Task details:
Determine which lines of the records include the word "把带病运营的APP踢出市场", and copy them.

Recorded data:

────────────────────

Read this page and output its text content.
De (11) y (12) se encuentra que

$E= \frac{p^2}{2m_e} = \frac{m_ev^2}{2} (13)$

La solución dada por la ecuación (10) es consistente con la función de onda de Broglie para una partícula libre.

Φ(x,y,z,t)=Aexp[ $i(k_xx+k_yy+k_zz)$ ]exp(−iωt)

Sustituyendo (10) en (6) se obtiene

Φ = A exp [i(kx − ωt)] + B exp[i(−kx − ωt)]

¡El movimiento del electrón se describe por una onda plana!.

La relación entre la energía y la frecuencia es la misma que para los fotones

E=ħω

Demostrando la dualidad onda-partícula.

────────────────────

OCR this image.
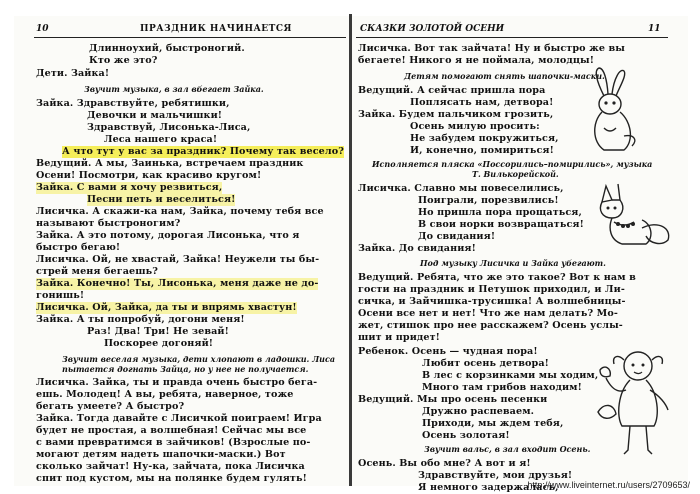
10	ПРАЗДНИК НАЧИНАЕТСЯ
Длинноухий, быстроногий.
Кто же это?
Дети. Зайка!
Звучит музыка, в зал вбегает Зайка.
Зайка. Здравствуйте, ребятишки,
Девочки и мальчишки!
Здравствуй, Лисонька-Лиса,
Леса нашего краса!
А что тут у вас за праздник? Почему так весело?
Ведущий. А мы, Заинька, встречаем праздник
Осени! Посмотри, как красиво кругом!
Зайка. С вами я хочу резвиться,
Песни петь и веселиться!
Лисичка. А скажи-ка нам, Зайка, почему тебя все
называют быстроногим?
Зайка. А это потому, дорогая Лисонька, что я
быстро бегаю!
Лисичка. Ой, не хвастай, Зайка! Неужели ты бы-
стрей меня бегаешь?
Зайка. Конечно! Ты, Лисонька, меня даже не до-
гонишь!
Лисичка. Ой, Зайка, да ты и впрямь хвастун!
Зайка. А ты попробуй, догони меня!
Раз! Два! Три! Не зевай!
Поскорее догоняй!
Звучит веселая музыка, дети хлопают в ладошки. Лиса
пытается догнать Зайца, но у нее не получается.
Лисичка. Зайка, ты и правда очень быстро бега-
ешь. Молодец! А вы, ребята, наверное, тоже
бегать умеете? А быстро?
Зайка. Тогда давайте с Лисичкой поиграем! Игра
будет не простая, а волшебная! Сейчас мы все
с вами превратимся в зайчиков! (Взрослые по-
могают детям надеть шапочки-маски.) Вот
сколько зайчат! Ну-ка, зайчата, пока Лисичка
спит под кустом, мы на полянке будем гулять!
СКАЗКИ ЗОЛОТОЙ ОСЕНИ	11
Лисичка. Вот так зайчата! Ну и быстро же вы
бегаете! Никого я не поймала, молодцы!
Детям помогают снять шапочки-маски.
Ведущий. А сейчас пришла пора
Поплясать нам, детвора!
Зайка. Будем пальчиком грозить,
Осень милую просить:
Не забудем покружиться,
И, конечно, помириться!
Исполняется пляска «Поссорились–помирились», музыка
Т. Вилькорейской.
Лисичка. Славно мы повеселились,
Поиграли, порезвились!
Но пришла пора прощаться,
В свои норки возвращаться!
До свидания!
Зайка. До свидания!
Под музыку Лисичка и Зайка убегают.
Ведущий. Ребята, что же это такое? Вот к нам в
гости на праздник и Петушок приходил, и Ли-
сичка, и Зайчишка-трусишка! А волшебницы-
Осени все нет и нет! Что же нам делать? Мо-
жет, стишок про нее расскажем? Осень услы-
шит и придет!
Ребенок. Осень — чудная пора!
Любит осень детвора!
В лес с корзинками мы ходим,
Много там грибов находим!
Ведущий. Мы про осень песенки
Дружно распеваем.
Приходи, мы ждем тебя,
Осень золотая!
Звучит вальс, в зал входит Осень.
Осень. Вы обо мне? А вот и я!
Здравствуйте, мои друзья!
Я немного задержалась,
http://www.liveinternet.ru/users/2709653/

────────────────────

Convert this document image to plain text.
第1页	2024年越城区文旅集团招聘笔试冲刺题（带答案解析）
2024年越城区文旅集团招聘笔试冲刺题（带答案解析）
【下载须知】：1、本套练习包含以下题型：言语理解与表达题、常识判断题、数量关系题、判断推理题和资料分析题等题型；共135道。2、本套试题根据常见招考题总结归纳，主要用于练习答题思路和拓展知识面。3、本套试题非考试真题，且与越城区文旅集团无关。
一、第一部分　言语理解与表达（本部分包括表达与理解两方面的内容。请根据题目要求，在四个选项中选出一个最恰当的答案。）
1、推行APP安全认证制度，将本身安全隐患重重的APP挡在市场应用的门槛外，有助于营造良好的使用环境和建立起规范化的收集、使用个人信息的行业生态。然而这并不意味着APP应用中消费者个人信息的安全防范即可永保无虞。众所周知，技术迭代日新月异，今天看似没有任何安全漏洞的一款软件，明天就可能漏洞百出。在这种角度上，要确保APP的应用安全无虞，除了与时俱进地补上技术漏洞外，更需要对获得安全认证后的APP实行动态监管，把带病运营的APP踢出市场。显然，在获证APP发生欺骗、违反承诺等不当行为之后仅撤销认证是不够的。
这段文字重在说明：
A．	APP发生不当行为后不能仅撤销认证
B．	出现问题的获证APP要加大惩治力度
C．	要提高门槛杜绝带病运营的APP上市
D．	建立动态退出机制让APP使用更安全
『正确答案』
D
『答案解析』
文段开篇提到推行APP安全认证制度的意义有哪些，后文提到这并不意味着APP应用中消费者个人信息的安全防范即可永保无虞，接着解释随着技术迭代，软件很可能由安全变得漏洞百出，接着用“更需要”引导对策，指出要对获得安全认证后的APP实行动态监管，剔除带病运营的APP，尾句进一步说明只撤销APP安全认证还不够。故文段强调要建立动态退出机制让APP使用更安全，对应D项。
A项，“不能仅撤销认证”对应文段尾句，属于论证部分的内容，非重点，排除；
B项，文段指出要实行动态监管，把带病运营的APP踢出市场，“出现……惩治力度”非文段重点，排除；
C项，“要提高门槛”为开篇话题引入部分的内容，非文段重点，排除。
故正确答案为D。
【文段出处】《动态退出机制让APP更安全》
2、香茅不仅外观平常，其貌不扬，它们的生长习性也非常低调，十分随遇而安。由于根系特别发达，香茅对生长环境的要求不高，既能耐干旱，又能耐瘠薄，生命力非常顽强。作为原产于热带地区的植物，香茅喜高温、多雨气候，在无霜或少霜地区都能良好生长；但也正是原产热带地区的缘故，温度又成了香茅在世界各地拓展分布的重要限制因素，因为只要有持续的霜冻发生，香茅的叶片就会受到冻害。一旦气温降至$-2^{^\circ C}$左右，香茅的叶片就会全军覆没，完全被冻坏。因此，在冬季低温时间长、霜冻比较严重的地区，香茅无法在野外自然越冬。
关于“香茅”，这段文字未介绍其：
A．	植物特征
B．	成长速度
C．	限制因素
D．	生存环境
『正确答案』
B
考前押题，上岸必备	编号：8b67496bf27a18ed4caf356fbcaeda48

────────────────────

The result:
1、推行APP安全认证制度，将本身安全隐患重重的APP挡在市场应用的门槛外，有助于营造良好的使用环境和建立起规范化的收集、使用个人信息的行业生态。然而这并不意味着APP应用中消费者个人信息的安全防范即可永保无虞。众所周知，技术迭代日新月异，今天看似没有任何安全漏洞的一款软件，明天就可能漏洞百出。在这种角度上，要确保APP的应用安全无虞，除了与时俱进地补上技术漏洞外，更需要对获得安全认证后的APP实行动态监管，把带病运营的APP踢出市场。显然，在获证APP发生欺骗、违反承诺等不当行为之后仅撤销认证是不够的。
B项，文段指出要实行动态监管，把带病运营的APP踢出市场，“出现……惩治力度”非文段重点，排除；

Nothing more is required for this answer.